Exercise:
Please collect every line in the records that contains the word "each".

Layout region records
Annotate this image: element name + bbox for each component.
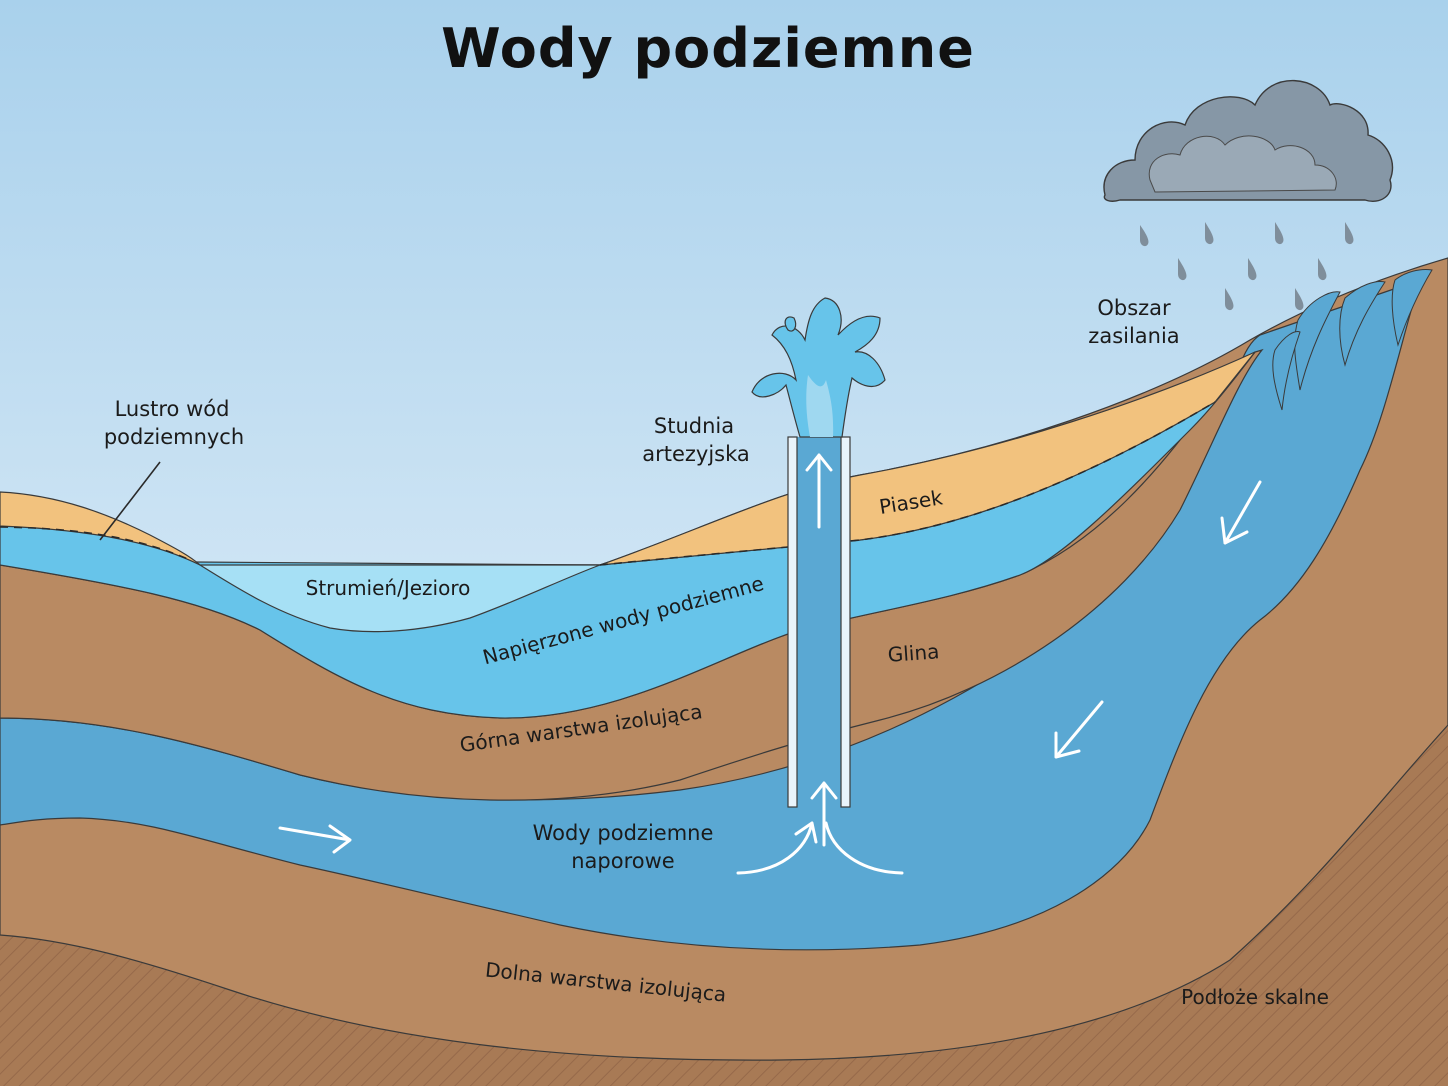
label-water-table-line2: podziemnych <box>104 425 244 449</box>
label-stream-lake: Strumień/Jezioro <box>306 576 471 600</box>
label-artesian-well-line1: Studnia <box>654 414 734 438</box>
label-clay: Glina <box>887 639 940 667</box>
label-recharge-line1: Obszar <box>1097 296 1171 320</box>
label-artesian-well-line2: artezyjska <box>642 442 750 466</box>
label-confined-water-line1: Wody podziemne <box>533 821 714 845</box>
label-recharge-line2: zasilania <box>1088 324 1179 348</box>
page-title: Wody podziemne <box>441 17 975 80</box>
label-water-table-line1: Lustro wód <box>115 397 230 421</box>
label-bedrock: Podłoże skalne <box>1181 985 1329 1009</box>
label-confined-water-line2: naporowe <box>571 849 674 873</box>
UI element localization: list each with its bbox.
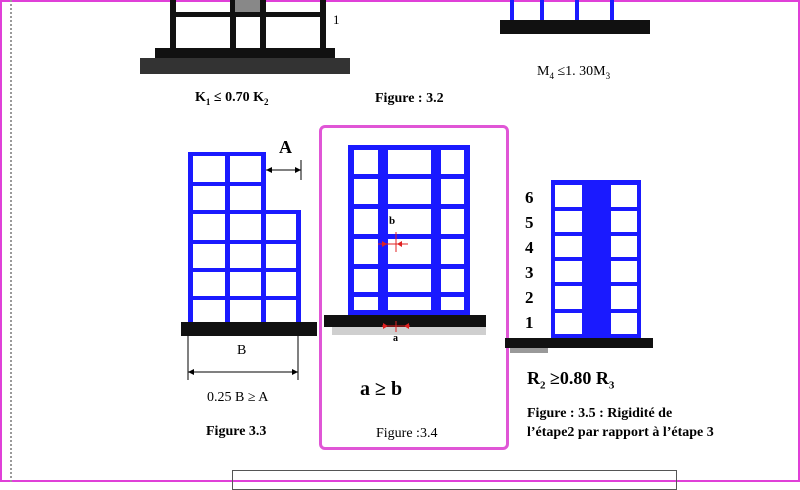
figure-3-4-drawing xyxy=(324,145,486,335)
figure-3-3-dim-a: A xyxy=(279,137,292,157)
figure-3-4-relation: a ≥ b xyxy=(360,378,403,400)
figure-3-4-mark-b: b xyxy=(389,215,396,227)
figure-3-5-relation: R2 ≥0.80 R3 xyxy=(527,368,615,392)
figure-3-3-relation: 0.25 B ≥ A xyxy=(207,390,269,405)
figure-3-4-caption: Figure :3.4 xyxy=(376,426,438,441)
figure-3-1-storey-tag: 1 xyxy=(333,12,340,27)
figure-3-4-mark-a: a xyxy=(393,333,398,344)
page-margin-rule xyxy=(10,0,12,482)
storey-label: 4 xyxy=(525,238,534,257)
figure-3-5-storey-labels: 6 5 4 3 2 1 xyxy=(525,185,545,335)
figure-3-2-caption: Figure : 3.2 xyxy=(375,91,444,106)
figure-3-4-highlight xyxy=(319,125,509,450)
storey-label: 1 xyxy=(525,313,534,332)
figure-3-1-relation: K1 ≤ 0.70 K2 xyxy=(195,90,269,107)
figure-3-3-dim-b: B xyxy=(237,343,247,358)
figure-3-3-drawing xyxy=(181,152,317,380)
figure-3-2-relation: M4 ≤1. 30M3 xyxy=(537,64,611,81)
storey-label: 2 xyxy=(525,288,534,307)
figure-3-2-drawing xyxy=(500,0,650,34)
storey-label: 6 xyxy=(525,188,534,207)
figure-3-3-caption: Figure 3.3 xyxy=(206,424,267,439)
figure-3-5-caption-line2: l’étape2 par rapport à l’étape 3 xyxy=(527,425,714,440)
figure-3-1-drawing xyxy=(140,0,350,74)
storey-label: 5 xyxy=(525,213,534,232)
next-figure-box xyxy=(232,470,677,490)
figure-3-5-drawing xyxy=(505,180,653,353)
storey-label: 3 xyxy=(525,263,534,282)
figure-3-5-caption-line1: Figure : 3.5 : Rigidité de xyxy=(527,406,673,421)
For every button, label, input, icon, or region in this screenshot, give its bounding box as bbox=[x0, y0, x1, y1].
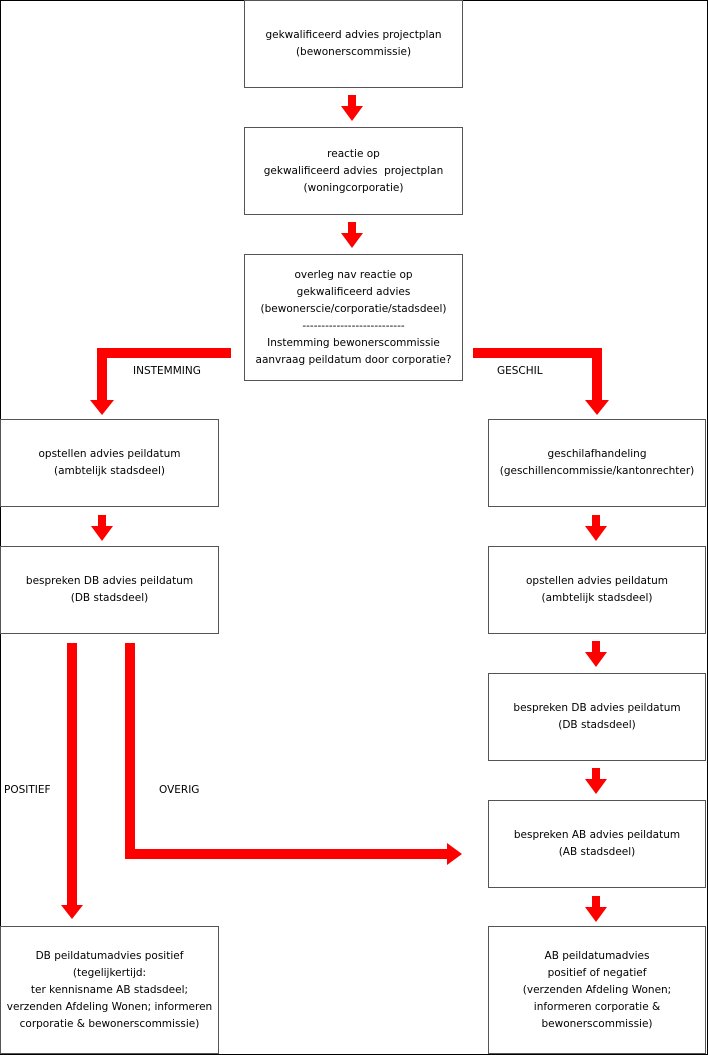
label-positief: POSITIEF bbox=[4, 784, 51, 796]
box-ab-peildatumadvies: AB peildatumadvies positief of negatief … bbox=[488, 926, 706, 1054]
box-bespreken-ab: bespreken AB advies peildatum (AB stadsd… bbox=[488, 800, 706, 888]
box-bespreken-db-left: bespreken DB advies peildatum (DB stadsd… bbox=[0, 546, 219, 634]
box-db-peildatumadvies-positief: DB peildatumadvies positief (tegelijkert… bbox=[0, 926, 219, 1054]
box-opstellen-advies-left: opstellen advies peildatum (ambtelijk st… bbox=[0, 419, 219, 507]
label-instemming: INSTEMMING bbox=[133, 365, 201, 377]
arrow-b4-to-b5 bbox=[91, 515, 113, 541]
label-geschil: GESCHIL bbox=[497, 365, 543, 377]
arrow-instemming bbox=[90, 348, 231, 415]
box-reactie-op-advies: reactie op gekwalificeerd advies project… bbox=[244, 127, 463, 215]
box-geschilafhandeling: geschilafhandeling (geschillencommissie/… bbox=[488, 419, 706, 507]
arrow-b1-to-b2 bbox=[341, 95, 363, 121]
label-overig: OVERIG bbox=[159, 784, 200, 796]
arrow-b8-to-b9 bbox=[585, 641, 607, 667]
arrow-b7-to-b8 bbox=[585, 515, 607, 541]
box-overleg-instemming: overleg nav reactie op gekwalificeerd ad… bbox=[244, 254, 463, 381]
box-gekwalificeerd-advies: gekwalificeerd advies projectplan (bewon… bbox=[244, 0, 463, 88]
arrow-geschil bbox=[473, 348, 609, 415]
box-bespreken-db-right: bespreken DB advies peildatum (DB stadsd… bbox=[488, 673, 706, 761]
arrow-b9-to-b10 bbox=[585, 768, 607, 794]
box-opstellen-advies-right: opstellen advies peildatum (ambtelijk st… bbox=[488, 546, 706, 634]
arrow-b10-to-b11 bbox=[585, 896, 607, 922]
arrow-positief bbox=[61, 643, 83, 919]
arrow-overig bbox=[125, 643, 462, 865]
arrow-b2-to-b3 bbox=[341, 222, 363, 248]
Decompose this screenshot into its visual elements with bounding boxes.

Answer to the task:
Annotate this image: element name + bbox for each component.
UI element localization: list each with its bbox.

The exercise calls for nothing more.